Monday, April 6, 2009

Death comes a knockin'

The other day my family and I were laughing and laughing recounting the numerous ridiculous things they force me to eat(okay that’s a lie, I readily eat them, and with great aplomb too!) Generally they all seem to be in the flora genre. Thus far- several tasty specimens of bitter and acidic green leaf of varying sizes and consistencies(sometimes sprinkled with sugar) a couple varieties of tree bark(straight from a dirty bag, or mixed with coconut and served on…a bitter and acidic green leaf) also an assortment of root vegetables and tubers I have never seen the likes of before(usually served boiling-lava-hot from a giant street side cauldron) some interesting, flesh-colored seed pods(that I have seen the birds spit up) and of course small slivers of salty cheese served on a dirty blanket by a disheveled man on the street corner of an alley. As they were joyously proffering another Yemeni “delicacy” to me the other night I turned quite boastful, I CAN EAT ANYTHING! I NEVER GET SICK! I LOVE ALL FOOD! BRING IT ON YEMEN!! And Yemen? Let me tell you, Yemen brought it on.

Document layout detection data
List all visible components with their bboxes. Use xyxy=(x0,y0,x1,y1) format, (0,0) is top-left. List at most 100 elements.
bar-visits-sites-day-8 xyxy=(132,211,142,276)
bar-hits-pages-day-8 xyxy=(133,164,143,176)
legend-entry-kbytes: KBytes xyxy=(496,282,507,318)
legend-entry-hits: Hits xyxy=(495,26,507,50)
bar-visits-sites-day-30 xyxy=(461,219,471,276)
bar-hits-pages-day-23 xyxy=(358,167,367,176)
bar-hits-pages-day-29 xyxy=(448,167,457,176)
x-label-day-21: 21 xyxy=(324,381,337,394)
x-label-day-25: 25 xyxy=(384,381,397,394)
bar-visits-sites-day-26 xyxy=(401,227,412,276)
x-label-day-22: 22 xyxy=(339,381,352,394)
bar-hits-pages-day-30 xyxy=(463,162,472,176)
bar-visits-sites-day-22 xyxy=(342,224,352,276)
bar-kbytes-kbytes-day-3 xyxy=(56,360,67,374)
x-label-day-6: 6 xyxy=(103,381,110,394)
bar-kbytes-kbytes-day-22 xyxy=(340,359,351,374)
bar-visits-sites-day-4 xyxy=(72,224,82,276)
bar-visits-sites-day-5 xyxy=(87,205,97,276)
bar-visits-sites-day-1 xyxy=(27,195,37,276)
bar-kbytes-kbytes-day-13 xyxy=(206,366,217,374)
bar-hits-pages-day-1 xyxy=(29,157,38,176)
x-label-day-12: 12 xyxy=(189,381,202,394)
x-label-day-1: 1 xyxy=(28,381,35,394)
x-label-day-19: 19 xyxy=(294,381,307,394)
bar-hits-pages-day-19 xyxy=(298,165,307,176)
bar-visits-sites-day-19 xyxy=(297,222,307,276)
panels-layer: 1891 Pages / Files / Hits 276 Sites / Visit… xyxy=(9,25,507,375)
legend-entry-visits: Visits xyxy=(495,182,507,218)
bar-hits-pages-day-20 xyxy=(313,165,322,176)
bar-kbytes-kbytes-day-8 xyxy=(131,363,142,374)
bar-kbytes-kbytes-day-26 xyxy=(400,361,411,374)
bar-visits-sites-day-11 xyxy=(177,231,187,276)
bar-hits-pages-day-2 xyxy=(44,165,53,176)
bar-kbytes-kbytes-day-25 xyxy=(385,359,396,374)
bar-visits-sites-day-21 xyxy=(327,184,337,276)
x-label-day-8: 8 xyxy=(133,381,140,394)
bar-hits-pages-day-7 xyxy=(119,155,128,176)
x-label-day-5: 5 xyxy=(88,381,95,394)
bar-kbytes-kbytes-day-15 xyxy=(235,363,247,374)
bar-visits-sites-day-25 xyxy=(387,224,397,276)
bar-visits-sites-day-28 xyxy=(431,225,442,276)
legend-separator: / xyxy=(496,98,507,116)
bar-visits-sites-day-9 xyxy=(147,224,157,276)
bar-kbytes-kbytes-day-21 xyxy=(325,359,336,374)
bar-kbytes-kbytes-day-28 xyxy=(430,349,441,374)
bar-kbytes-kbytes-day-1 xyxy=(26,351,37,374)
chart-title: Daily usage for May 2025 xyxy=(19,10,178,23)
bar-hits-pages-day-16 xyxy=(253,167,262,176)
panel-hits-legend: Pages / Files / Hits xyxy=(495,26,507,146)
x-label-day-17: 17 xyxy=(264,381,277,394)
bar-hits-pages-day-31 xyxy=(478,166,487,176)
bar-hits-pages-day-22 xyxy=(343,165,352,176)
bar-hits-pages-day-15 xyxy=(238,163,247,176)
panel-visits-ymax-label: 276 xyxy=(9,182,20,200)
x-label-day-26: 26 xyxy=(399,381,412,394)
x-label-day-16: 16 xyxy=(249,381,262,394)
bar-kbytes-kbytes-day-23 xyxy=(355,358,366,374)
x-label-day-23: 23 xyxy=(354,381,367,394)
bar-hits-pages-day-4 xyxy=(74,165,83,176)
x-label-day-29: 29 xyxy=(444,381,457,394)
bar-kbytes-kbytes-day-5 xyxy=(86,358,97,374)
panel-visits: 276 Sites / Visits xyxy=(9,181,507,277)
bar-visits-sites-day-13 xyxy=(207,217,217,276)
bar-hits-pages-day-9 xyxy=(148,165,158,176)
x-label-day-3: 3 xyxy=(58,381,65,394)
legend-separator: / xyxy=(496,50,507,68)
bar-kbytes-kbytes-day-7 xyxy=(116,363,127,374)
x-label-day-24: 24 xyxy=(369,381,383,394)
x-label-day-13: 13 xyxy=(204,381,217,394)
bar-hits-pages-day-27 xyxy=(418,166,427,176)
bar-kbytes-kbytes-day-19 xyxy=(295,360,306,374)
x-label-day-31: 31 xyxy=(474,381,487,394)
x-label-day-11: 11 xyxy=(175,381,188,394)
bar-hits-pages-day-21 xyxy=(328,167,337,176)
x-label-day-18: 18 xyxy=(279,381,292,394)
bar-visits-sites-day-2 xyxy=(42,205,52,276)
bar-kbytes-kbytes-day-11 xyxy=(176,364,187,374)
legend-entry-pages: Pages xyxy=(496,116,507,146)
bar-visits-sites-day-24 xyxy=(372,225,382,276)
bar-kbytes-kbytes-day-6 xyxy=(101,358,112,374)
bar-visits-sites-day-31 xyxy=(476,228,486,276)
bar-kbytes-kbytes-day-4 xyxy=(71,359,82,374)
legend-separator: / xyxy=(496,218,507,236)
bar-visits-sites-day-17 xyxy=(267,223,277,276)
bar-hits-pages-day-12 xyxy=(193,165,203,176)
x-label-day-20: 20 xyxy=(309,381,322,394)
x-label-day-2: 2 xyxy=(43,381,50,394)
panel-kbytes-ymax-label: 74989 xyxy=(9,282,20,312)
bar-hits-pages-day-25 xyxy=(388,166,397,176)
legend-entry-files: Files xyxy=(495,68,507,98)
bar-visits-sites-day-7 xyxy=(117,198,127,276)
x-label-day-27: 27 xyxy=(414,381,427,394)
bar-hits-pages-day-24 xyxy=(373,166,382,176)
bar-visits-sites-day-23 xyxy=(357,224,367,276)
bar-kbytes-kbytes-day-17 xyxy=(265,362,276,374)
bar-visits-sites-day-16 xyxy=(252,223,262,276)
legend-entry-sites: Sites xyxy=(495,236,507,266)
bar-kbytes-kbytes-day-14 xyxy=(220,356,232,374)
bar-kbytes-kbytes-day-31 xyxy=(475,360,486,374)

▶ _ACTION ITEM_
Answer these questions about the post on eating in Yemen:
(a) What date appears at the top of the post?
(b) What was sometimes sprinkled on the bitter and acidic green leaves?
(c) Where were the root vegetables and tubers usually served from?

▶ _ANSWER TO THIS PROBLEM_
(a) Monday, April 6, 2009
(b) Sugar
(c) A giant street side cauldron